:: Extracted material
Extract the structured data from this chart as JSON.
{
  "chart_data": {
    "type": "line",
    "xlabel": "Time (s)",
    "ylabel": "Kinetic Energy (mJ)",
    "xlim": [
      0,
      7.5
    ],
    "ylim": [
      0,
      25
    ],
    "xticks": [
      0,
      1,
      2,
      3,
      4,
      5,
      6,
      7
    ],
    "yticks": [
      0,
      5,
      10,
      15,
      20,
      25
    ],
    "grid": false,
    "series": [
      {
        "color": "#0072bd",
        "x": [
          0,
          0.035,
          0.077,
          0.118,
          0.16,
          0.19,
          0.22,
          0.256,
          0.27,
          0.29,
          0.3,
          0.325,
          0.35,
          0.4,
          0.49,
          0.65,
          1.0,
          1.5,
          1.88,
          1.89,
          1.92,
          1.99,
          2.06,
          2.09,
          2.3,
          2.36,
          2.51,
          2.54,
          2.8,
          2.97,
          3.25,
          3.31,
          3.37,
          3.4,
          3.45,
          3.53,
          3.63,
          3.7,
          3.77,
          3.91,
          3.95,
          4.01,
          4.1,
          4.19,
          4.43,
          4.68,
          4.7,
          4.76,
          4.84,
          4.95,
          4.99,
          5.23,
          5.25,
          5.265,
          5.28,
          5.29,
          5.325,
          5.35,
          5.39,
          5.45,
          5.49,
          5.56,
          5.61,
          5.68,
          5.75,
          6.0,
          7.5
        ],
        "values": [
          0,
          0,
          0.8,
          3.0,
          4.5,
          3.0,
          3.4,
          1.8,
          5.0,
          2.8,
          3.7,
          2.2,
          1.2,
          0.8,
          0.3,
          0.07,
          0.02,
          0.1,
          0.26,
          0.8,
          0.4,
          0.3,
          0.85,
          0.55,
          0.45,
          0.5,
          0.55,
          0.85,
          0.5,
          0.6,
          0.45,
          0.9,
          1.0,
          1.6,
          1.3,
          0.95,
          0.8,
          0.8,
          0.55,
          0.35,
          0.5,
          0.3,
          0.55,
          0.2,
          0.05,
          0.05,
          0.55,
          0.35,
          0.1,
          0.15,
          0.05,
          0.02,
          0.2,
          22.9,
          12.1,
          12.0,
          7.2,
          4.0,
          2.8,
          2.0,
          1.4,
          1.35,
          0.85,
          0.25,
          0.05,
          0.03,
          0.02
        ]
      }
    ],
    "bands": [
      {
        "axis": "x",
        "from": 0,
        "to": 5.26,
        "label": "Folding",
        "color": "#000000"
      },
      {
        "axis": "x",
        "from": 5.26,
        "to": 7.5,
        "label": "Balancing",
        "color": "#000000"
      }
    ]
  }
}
::::
■ Prompt: Find how many lines in the listing hold "from", and reply with that number only.

■ Result: 3